_DIRECTIONS FOR THIS TASK_
Copy out the items below word for word, from the first line through the line containing "202, 756, 229]", including both.

-- start of RECORDS PROVIDED --

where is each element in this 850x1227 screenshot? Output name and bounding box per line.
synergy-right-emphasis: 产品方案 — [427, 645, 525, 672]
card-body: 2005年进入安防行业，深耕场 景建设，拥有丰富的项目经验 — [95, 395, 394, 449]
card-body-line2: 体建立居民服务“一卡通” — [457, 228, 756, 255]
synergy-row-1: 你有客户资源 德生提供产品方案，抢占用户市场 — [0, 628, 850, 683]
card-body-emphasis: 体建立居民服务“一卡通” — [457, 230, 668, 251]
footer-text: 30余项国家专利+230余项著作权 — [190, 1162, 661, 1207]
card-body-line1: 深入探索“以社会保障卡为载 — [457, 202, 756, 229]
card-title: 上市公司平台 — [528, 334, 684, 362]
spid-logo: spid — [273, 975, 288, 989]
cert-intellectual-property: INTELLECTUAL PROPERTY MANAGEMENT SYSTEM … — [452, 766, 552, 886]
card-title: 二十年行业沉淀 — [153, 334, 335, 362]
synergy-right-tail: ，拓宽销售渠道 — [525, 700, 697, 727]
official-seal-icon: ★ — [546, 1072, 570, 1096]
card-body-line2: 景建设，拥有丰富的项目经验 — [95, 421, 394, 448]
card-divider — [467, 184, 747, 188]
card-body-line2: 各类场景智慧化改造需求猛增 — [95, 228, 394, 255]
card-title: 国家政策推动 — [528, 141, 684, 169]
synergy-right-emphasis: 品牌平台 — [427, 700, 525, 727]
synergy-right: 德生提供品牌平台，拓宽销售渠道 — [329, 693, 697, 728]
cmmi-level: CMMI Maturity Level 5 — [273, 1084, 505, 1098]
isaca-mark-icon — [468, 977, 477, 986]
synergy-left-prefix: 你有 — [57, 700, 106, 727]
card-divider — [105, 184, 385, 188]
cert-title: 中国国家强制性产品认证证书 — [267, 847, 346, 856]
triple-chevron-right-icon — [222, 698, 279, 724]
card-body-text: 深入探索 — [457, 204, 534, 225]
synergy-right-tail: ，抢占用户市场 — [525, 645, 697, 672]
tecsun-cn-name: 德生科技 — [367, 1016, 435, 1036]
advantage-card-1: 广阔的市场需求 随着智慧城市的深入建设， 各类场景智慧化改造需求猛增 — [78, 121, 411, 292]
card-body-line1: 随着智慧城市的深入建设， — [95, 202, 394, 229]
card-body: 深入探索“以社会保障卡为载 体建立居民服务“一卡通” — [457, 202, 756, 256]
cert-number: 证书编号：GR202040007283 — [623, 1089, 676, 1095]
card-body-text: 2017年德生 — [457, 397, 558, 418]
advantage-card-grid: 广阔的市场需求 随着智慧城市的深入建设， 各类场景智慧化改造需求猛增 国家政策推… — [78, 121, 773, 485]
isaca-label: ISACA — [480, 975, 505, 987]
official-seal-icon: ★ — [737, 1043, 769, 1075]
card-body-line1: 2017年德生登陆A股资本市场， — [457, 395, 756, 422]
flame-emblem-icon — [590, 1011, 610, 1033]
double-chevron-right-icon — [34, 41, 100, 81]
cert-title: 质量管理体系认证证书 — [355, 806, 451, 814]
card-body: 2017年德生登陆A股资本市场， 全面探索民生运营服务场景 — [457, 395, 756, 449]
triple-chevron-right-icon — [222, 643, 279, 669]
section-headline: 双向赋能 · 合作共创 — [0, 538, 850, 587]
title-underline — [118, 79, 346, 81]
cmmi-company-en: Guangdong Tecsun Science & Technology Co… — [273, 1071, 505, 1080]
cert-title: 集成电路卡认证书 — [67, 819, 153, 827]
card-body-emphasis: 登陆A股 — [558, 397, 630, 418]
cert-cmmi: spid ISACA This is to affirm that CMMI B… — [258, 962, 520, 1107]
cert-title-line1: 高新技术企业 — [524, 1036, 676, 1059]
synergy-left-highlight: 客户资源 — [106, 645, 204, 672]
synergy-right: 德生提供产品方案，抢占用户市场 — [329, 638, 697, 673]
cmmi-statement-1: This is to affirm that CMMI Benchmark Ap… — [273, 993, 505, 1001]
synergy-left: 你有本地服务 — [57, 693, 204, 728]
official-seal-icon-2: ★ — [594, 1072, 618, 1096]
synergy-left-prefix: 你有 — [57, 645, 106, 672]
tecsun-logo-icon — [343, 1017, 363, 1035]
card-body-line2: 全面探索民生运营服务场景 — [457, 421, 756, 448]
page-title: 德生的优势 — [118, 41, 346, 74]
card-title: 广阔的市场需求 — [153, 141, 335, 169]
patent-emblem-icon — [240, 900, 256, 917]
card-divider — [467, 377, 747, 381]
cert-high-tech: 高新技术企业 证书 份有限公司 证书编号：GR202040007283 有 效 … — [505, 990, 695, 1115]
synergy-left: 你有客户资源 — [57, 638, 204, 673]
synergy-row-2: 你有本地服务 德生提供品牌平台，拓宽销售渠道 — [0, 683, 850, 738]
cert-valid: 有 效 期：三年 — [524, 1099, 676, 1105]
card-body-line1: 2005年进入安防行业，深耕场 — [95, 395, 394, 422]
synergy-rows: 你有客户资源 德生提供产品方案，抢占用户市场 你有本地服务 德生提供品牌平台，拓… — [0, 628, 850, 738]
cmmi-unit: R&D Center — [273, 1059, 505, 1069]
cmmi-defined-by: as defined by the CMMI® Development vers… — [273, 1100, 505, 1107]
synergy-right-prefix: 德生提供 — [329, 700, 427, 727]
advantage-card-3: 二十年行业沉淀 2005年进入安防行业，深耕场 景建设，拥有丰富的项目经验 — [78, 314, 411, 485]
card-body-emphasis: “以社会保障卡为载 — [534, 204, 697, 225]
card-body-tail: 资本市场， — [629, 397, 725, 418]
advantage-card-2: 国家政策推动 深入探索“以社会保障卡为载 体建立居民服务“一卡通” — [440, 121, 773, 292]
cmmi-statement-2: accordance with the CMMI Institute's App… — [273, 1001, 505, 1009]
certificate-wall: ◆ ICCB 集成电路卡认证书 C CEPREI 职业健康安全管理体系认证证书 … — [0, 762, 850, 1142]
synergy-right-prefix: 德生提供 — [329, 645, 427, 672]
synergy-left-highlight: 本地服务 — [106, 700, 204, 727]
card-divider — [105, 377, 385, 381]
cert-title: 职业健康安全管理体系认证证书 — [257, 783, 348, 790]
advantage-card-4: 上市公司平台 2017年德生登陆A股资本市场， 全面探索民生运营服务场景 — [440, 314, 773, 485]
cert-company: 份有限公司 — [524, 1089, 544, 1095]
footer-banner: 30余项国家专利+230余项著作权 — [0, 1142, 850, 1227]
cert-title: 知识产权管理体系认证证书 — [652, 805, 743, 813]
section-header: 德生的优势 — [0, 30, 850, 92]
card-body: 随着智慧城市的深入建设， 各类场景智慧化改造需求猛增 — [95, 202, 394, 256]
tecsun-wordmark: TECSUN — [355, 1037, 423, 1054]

-- end of RECORDS PROVIDED --

_WRITTEN SOLUTION_
where is each element in this 850x1227 screenshot? Output name and bounding box per line.
synergy-right-emphasis: 产品方案 — [427, 645, 525, 672]
card-body: 2005年进入安防行业，深耕场 景建设，拥有丰富的项目经验 — [95, 395, 394, 449]
card-body-line2: 体建立居民服务“一卡通” — [457, 228, 756, 255]
synergy-row-1: 你有客户资源 德生提供产品方案，抢占用户市场 — [0, 628, 850, 683]
card-body-emphasis: 体建立居民服务“一卡通” — [457, 230, 668, 251]
footer-text: 30余项国家专利+230余项著作权 — [190, 1162, 661, 1207]
card-body-line1: 深入探索“以社会保障卡为载 — [457, 202, 756, 229]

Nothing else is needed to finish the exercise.